◆ **What is asked**
Repeat every entry word for word, skipping the pictures.
╭──
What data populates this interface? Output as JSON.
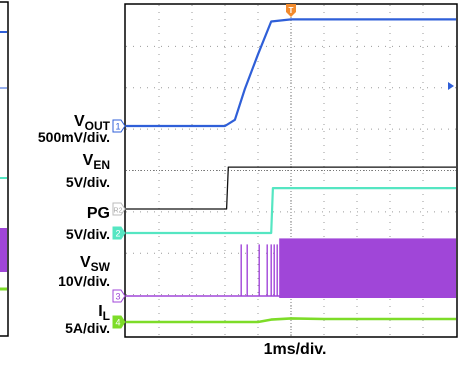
{
  "chart_data": {
    "type": "line",
    "title": "",
    "xlabel": "1ms/div.",
    "x_divisions": 10,
    "x_unit": "ms",
    "x_range": [
      0,
      10
    ],
    "trigger_marker": "T",
    "series": [
      {
        "name": "VOUT",
        "label_main": "V",
        "label_sub": "OUT",
        "scale": "500mV/div.",
        "channel": "1",
        "color": "#2f5fd8",
        "x": [
          0,
          1.0,
          2.0,
          3.0,
          3.3,
          3.6,
          4.0,
          4.4,
          5.0,
          6.0,
          7.0,
          8.0,
          9.0,
          10.0
        ],
        "y": [
          0,
          0,
          0,
          0,
          0.3,
          1.8,
          3.5,
          5.1,
          5.2,
          5.2,
          5.2,
          5.2,
          5.2,
          5.2
        ]
      },
      {
        "name": "VEN",
        "label_main": "V",
        "label_sub": "EN",
        "scale": "5V/div.",
        "channel": "R2",
        "color": "#111111",
        "x": [
          0,
          1.0,
          2.0,
          3.0,
          3.05,
          3.1,
          4.0,
          5.0,
          6.0,
          7.0,
          8.0,
          9.0,
          10.0
        ],
        "y": [
          0,
          0,
          0,
          0,
          0,
          3.3,
          3.3,
          3.3,
          3.3,
          3.3,
          3.3,
          3.3,
          3.3
        ]
      },
      {
        "name": "PG",
        "scale": "5V/div.",
        "channel": "2",
        "color": "#55e6c2",
        "x": [
          0,
          1.0,
          2.0,
          3.0,
          4.0,
          4.4,
          4.45,
          5.0,
          6.0,
          7.0,
          8.0,
          9.0,
          10.0
        ],
        "y": [
          0,
          0,
          0,
          0,
          0,
          0,
          3.3,
          3.3,
          3.3,
          3.3,
          3.3,
          3.3,
          3.3
        ]
      },
      {
        "name": "VSW",
        "label_main": "V",
        "label_sub": "SW",
        "scale": "10V/div.",
        "channel": "3",
        "color": "#a046d8",
        "x": [
          0,
          1.0,
          2.0,
          3.0,
          3.6,
          4.4,
          10.0
        ],
        "y": [
          0,
          0,
          0,
          0,
          0,
          0,
          0
        ],
        "switching_start": 4.4,
        "switching_amplitude": 12
      },
      {
        "name": "IL",
        "label_main": "I",
        "label_sub": "L",
        "scale": "5A/div.",
        "channel": "4",
        "color": "#7ddc28",
        "x": [
          0,
          1.0,
          2.0,
          3.0,
          4.0,
          4.4,
          5.0,
          6.0,
          7.0,
          8.0,
          9.0,
          10.0
        ],
        "y": [
          0,
          0,
          0,
          0,
          0,
          0.4,
          0.6,
          0.5,
          0.5,
          0.5,
          0.5,
          0.5
        ]
      }
    ],
    "grid": true
  },
  "labels": {
    "vout_main": "V",
    "vout_sub": "OUT",
    "vout_scale": "500mV/div.",
    "ven_main": "V",
    "ven_sub": "EN",
    "ven_scale": "5V/div.",
    "pg_main": "PG",
    "pg_scale": "5V/div.",
    "vsw_main": "V",
    "vsw_sub": "SW",
    "vsw_scale": "10V/div.",
    "il_main": "I",
    "il_sub": "L",
    "il_scale": "5A/div.",
    "xlabel": "1ms/div."
  }
}
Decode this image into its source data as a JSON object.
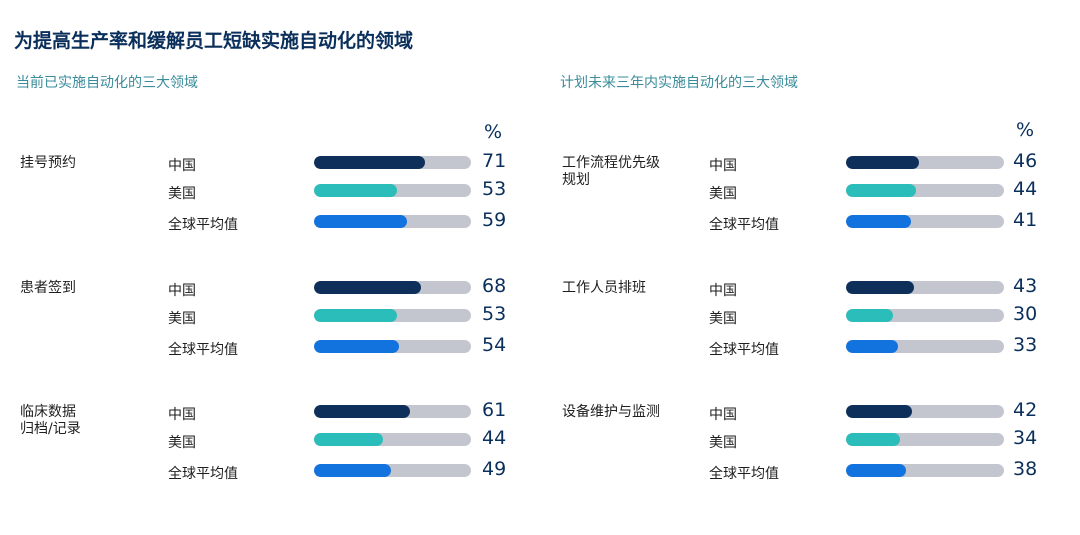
{
  "title": "为提高生产率和缓解员工短缺实施自动化的领域",
  "colors": {
    "中国": "#0e2f5a",
    "美国": "#2bbdb9",
    "全球平均值": "#1273de",
    "track": "#c4c6cf"
  },
  "chart_data": [
    {
      "type": "bar",
      "title": "当前已实施自动化的三大领域",
      "unit": "%",
      "xlim": [
        0,
        100
      ],
      "groups": [
        {
          "label": "挂号预约",
          "rows": [
            {
              "name": "中国",
              "value": 71
            },
            {
              "name": "美国",
              "value": 53
            },
            {
              "name": "全球平均值",
              "value": 59
            }
          ]
        },
        {
          "label": "患者签到",
          "rows": [
            {
              "name": "中国",
              "value": 68
            },
            {
              "name": "美国",
              "value": 53
            },
            {
              "name": "全球平均值",
              "value": 54
            }
          ]
        },
        {
          "label": "临床数据归档/记录",
          "rows": [
            {
              "name": "中国",
              "value": 61
            },
            {
              "name": "美国",
              "value": 44
            },
            {
              "name": "全球平均值",
              "value": 49
            }
          ]
        }
      ]
    },
    {
      "type": "bar",
      "title": "计划未来三年内实施自动化的三大领域",
      "unit": "%",
      "xlim": [
        0,
        100
      ],
      "groups": [
        {
          "label": "工作流程优先级规划",
          "rows": [
            {
              "name": "中国",
              "value": 46
            },
            {
              "name": "美国",
              "value": 44
            },
            {
              "name": "全球平均值",
              "value": 41
            }
          ]
        },
        {
          "label": "工作人员排班",
          "rows": [
            {
              "name": "中国",
              "value": 43
            },
            {
              "name": "美国",
              "value": 30
            },
            {
              "name": "全球平均值",
              "value": 33
            }
          ]
        },
        {
          "label": "设备维护与监测",
          "rows": [
            {
              "name": "中国",
              "value": 42
            },
            {
              "name": "美国",
              "value": 34
            },
            {
              "name": "全球平均值",
              "value": 38
            }
          ]
        }
      ]
    }
  ]
}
╰──
◆ **Exercise output**
What data populates this interface? Output as JSON.
{
  "chart_data": {
    "type": "line",
    "title": "",
    "xlabel": "1ms/div.",
    "x_divisions": 10,
    "x_unit": "ms",
    "x_range": [
      0,
      10
    ],
    "trigger_marker": "T",
    "series": [
      {
        "name": "VOUT",
        "label_main": "V",
        "label_sub": "OUT",
        "scale": "500mV/div.",
        "channel": "1",
        "color": "#2f5fd8",
        "x": [
          0,
          1.0,
          2.0,
          3.0,
          3.3,
          3.6,
          4.0,
          4.4,
          5.0,
          6.0,
          7.0,
          8.0,
          9.0,
          10.0
        ],
        "y": [
          0,
          0,
          0,
          0,
          0.3,
          1.8,
          3.5,
          5.1,
          5.2,
          5.2,
          5.2,
          5.2,
          5.2,
          5.2
        ]
      },
      {
        "name": "VEN",
        "label_main": "V",
        "label_sub": "EN",
        "scale": "5V/div.",
        "channel": "R2",
        "color": "#111111",
        "x": [
          0,
          1.0,
          2.0,
          3.0,
          3.05,
          3.1,
          4.0,
          5.0,
          6.0,
          7.0,
          8.0,
          9.0,
          10.0
        ],
        "y": [
          0,
          0,
          0,
          0,
          0,
          3.3,
          3.3,
          3.3,
          3.3,
          3.3,
          3.3,
          3.3,
          3.3
        ]
      },
      {
        "name": "PG",
        "scale": "5V/div.",
        "channel": "2",
        "color": "#55e6c2",
        "x": [
          0,
          1.0,
          2.0,
          3.0,
          4.0,
          4.4,
          4.45,
          5.0,
          6.0,
          7.0,
          8.0,
          9.0,
          10.0
        ],
        "y": [
          0,
          0,
          0,
          0,
          0,
          0,
          3.3,
          3.3,
          3.3,
          3.3,
          3.3,
          3.3,
          3.3
        ]
      },
      {
        "name": "VSW",
        "label_main": "V",
        "label_sub": "SW",
        "scale": "10V/div.",
        "channel": "3",
        "color": "#a046d8",
        "x": [
          0,
          1.0,
          2.0,
          3.0,
          3.6,
          4.4,
          10.0
        ],
        "y": [
          0,
          0,
          0,
          0,
          0,
          0,
          0
        ],
        "switching_start": 4.4,
        "switching_amplitude": 12
      },
      {
        "name": "IL",
        "label_main": "I",
        "label_sub": "L",
        "scale": "5A/div.",
        "channel": "4",
        "color": "#7ddc28",
        "x": [
          0,
          1.0,
          2.0,
          3.0,
          4.0,
          4.4,
          5.0,
          6.0,
          7.0,
          8.0,
          9.0,
          10.0
        ],
        "y": [
          0,
          0,
          0,
          0,
          0,
          0.4,
          0.6,
          0.5,
          0.5,
          0.5,
          0.5,
          0.5
        ]
      }
    ],
    "grid": true
  },
  "labels": {
    "vout_main": "V",
    "vout_sub": "OUT",
    "vout_scale": "500mV/div.",
    "ven_main": "V",
    "ven_sub": "EN",
    "ven_scale": "5V/div.",
    "pg_main": "PG",
    "pg_scale": "5V/div.",
    "vsw_main": "V",
    "vsw_sub": "SW",
    "vsw_scale": "10V/div.",
    "il_main": "I",
    "il_sub": "L",
    "il_scale": "5A/div.",
    "xlabel": "1ms/div."
  }
}
Decode this image into its source data as a JSON object.
{
  "title": "为提高生产率和缓解员工短缺实施自动化的领域",
  "colors": {
    "中国": "#0e2f5a",
    "美国": "#2bbdb9",
    "全球平均值": "#1273de",
    "track": "#c4c6cf"
  },
  "chart_data": [
    {
      "type": "bar",
      "title": "当前已实施自动化的三大领域",
      "unit": "%",
      "xlim": [
        0,
        100
      ],
      "groups": [
        {
          "label": "挂号预约",
          "rows": [
            {
              "name": "中国",
              "value": 71
            },
            {
              "name": "美国",
              "value": 53
            },
            {
              "name": "全球平均值",
              "value": 59
            }
          ]
        },
        {
          "label": "患者签到",
          "rows": [
            {
              "name": "中国",
              "value": 68
            },
            {
              "name": "美国",
              "value": 53
            },
            {
              "name": "全球平均值",
              "value": 54
            }
          ]
        },
        {
          "label": "临床数据归档/记录",
          "rows": [
            {
              "name": "中国",
              "value": 61
            },
            {
              "name": "美国",
              "value": 44
            },
            {
              "name": "全球平均值",
              "value": 49
            }
          ]
        }
      ]
    },
    {
      "type": "bar",
      "title": "计划未来三年内实施自动化的三大领域",
      "unit": "%",
      "xlim": [
        0,
        100
      ],
      "groups": [
        {
          "label": "工作流程优先级规划",
          "rows": [
            {
              "name": "中国",
              "value": 46
            },
            {
              "name": "美国",
              "value": 44
            },
            {
              "name": "全球平均值",
              "value": 41
            }
          ]
        },
        {
          "label": "工作人员排班",
          "rows": [
            {
              "name": "中国",
              "value": 43
            },
            {
              "name": "美国",
              "value": 30
            },
            {
              "name": "全球平均值",
              "value": 33
            }
          ]
        },
        {
          "label": "设备维护与监测",
          "rows": [
            {
              "name": "中国",
              "value": 42
            },
            {
              "name": "美国",
              "value": 34
            },
            {
              "name": "全球平均值",
              "value": 38
            }
          ]
        }
      ]
    }
  ]
}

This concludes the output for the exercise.